EXERCISE INSTRUCTIONS
Collect every line below that contains the word "depth".

Records that describe figures:
———

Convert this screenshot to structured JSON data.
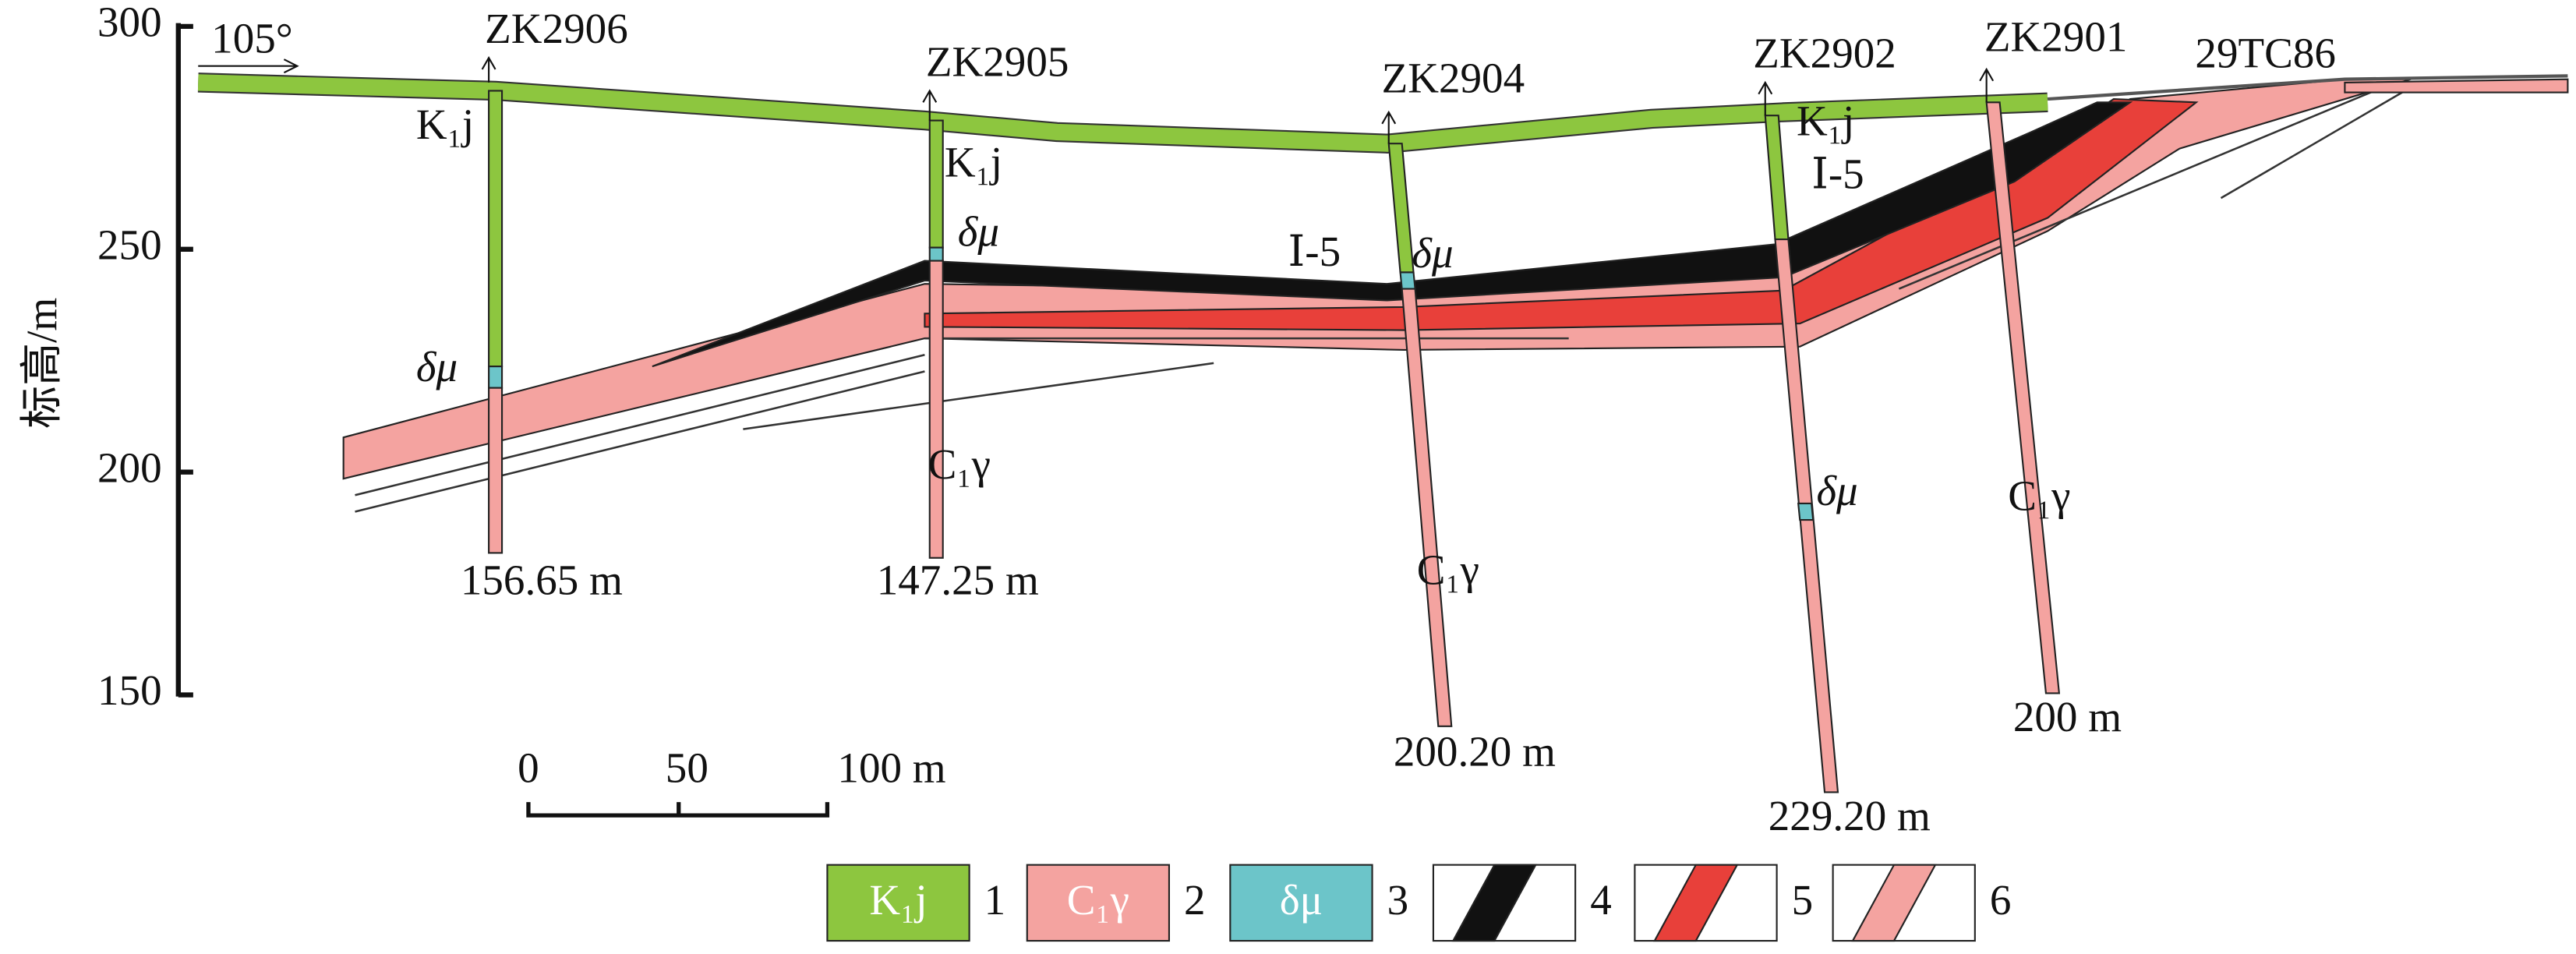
{
  "axis": {
    "label": "标高/m",
    "ticks": [
      300,
      250,
      200,
      150
    ]
  },
  "direction": "105°",
  "boreholes": [
    {
      "name": "ZK2906",
      "depth": "156.65 m"
    },
    {
      "name": "ZK2905",
      "depth": "147.25 m"
    },
    {
      "name": "ZK2904",
      "depth": "200.20 m"
    },
    {
      "name": "ZK2902",
      "depth": "229.20 m"
    },
    {
      "name": "ZK2901",
      "depth": "200 m"
    }
  ],
  "trench": "29TC86",
  "layer_labels": [
    "K₁j",
    "K₁j",
    "K₁j",
    "δμ",
    "δμ",
    "δμ",
    "δμ",
    "Ⅰ-5",
    "Ⅰ-5",
    "C₁γ",
    "C₁γ",
    "C₁γ"
  ],
  "scale_bar": [
    "0",
    "50",
    "100 m"
  ],
  "legend": [
    {
      "symbol": "K₁j",
      "number": "1"
    },
    {
      "symbol": "C₁γ",
      "number": "2"
    },
    {
      "symbol": "δμ",
      "number": "3"
    },
    {
      "number": "4"
    },
    {
      "number": "5"
    },
    {
      "number": "6"
    }
  ]
}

———

SOLUTION TO THIS PROBLEM
      "depth": "156.65 m"
      "depth": "147.25 m"
      "depth": "200.20 m"
      "depth": "229.20 m"
      "depth": "200 m"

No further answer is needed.